● AIM OF THE TASK
Find and copy every line in the records that includes the string "right".

** START OF RECORDS PROVIDED **

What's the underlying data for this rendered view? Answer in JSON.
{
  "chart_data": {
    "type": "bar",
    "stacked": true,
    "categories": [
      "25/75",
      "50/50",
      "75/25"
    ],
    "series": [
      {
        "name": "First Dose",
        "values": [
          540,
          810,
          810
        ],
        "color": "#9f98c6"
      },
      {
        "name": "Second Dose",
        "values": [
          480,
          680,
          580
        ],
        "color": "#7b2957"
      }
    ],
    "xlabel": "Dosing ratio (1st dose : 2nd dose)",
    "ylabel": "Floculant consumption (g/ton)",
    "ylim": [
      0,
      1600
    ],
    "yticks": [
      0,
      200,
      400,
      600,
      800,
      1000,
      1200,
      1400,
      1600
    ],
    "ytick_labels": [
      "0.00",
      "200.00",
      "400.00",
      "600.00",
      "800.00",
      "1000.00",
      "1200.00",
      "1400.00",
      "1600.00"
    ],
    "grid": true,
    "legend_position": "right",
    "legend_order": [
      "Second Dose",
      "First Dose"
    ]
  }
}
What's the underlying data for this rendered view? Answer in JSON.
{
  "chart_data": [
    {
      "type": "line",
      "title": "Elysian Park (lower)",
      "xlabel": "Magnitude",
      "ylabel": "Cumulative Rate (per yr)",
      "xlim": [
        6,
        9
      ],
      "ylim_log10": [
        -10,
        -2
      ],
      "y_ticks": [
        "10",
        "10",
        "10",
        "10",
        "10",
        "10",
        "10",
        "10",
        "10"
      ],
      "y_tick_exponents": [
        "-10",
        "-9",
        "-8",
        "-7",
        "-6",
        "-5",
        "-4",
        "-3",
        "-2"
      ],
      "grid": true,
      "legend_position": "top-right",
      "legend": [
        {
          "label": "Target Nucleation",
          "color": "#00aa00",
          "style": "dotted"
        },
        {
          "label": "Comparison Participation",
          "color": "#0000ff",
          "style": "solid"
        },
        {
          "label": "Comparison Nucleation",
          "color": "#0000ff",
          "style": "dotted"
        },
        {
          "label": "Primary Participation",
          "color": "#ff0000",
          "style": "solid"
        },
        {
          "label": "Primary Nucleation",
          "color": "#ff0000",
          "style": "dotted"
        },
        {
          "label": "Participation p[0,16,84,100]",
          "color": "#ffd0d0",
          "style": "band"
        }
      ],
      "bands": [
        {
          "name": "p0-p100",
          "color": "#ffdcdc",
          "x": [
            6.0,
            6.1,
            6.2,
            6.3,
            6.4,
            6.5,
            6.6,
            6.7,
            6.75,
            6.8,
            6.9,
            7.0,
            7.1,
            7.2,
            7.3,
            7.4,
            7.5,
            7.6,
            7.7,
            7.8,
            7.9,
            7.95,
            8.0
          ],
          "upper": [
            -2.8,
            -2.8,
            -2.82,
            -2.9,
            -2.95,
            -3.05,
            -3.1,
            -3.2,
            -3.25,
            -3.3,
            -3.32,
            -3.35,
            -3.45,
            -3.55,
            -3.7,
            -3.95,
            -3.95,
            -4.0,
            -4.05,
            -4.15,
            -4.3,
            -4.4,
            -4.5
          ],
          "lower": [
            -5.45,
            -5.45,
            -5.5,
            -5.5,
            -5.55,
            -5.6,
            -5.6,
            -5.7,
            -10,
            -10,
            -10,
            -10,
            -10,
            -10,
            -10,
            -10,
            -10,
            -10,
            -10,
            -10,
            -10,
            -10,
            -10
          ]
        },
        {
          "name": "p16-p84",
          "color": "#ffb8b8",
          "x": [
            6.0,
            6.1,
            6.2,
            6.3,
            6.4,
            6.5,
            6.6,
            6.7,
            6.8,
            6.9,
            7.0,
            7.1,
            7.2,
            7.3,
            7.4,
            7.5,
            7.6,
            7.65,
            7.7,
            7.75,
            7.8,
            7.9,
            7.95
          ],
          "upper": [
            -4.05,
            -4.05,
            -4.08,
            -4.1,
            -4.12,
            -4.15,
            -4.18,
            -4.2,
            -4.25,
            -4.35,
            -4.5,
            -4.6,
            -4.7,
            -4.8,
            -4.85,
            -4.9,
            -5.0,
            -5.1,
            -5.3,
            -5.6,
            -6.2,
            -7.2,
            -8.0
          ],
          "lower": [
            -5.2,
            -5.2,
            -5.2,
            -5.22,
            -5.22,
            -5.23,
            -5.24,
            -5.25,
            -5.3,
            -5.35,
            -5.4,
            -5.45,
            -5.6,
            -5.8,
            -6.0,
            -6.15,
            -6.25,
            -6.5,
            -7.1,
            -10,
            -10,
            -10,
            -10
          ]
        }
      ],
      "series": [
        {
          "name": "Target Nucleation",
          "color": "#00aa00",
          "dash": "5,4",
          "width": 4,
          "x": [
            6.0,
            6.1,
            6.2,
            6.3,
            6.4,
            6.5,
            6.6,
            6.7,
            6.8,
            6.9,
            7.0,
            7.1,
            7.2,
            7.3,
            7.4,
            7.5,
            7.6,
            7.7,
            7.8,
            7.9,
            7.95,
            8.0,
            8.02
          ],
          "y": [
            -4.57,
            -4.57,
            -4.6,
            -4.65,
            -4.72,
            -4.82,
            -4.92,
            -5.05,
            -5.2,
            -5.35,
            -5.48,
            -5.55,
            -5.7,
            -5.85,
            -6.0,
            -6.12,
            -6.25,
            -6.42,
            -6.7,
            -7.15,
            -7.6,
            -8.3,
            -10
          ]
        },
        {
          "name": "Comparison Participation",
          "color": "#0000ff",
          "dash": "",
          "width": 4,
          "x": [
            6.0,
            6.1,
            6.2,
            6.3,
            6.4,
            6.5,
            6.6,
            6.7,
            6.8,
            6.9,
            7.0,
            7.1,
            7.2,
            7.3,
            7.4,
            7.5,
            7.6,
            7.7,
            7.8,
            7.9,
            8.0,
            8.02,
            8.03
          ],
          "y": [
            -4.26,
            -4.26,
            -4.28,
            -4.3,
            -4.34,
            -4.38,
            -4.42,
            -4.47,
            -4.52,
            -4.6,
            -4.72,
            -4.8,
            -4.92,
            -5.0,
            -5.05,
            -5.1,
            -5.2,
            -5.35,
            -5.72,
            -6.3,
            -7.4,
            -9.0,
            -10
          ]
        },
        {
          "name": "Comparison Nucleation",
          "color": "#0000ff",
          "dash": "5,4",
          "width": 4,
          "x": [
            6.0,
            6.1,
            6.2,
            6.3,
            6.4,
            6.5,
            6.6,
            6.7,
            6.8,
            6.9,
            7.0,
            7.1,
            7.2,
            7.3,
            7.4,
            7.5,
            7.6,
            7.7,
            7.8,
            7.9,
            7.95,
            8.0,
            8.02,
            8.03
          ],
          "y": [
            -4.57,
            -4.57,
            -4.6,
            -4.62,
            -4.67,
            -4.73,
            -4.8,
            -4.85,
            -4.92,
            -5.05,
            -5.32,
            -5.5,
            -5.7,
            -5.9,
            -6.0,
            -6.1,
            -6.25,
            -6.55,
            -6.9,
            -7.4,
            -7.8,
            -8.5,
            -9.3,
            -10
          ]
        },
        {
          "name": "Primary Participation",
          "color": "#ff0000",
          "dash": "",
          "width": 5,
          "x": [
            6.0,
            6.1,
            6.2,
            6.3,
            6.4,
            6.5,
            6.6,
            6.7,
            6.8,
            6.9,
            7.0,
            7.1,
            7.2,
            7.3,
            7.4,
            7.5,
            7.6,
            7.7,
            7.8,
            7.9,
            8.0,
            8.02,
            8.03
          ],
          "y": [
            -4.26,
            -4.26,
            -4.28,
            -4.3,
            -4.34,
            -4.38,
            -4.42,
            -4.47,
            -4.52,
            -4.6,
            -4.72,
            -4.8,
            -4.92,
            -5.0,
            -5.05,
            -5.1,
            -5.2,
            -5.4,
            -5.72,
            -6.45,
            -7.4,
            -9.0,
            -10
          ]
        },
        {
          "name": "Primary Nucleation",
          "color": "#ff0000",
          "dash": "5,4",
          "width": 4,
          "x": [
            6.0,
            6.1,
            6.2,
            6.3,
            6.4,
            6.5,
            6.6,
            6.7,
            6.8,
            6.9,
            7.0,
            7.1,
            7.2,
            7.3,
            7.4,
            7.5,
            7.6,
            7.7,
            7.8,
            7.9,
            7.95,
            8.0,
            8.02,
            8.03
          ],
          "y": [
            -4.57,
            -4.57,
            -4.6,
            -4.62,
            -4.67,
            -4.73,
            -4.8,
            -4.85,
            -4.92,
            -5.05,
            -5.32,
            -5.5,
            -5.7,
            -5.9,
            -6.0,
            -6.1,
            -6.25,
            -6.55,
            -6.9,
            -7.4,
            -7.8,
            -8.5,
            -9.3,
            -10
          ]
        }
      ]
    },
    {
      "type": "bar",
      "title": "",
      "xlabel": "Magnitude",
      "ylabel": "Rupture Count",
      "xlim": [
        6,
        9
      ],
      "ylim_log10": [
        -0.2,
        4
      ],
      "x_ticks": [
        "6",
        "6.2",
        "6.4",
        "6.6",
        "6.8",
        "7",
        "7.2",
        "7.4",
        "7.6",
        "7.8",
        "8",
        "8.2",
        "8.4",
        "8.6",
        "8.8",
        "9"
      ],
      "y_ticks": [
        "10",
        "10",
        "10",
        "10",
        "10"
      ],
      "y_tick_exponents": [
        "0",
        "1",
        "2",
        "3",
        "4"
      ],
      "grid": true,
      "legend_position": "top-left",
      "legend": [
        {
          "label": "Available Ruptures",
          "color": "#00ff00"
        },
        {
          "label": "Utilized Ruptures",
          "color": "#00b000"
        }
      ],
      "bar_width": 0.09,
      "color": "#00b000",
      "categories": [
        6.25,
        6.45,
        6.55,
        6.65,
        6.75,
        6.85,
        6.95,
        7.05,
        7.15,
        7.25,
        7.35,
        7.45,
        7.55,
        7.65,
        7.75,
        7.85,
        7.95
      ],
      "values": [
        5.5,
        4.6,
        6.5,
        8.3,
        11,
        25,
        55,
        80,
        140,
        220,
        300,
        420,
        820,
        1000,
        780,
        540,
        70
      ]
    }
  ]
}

** END OF RECORDS PROVIDED **

● TASK SOLUTION
    "legend_position": "right",
      "legend_position": "top-right",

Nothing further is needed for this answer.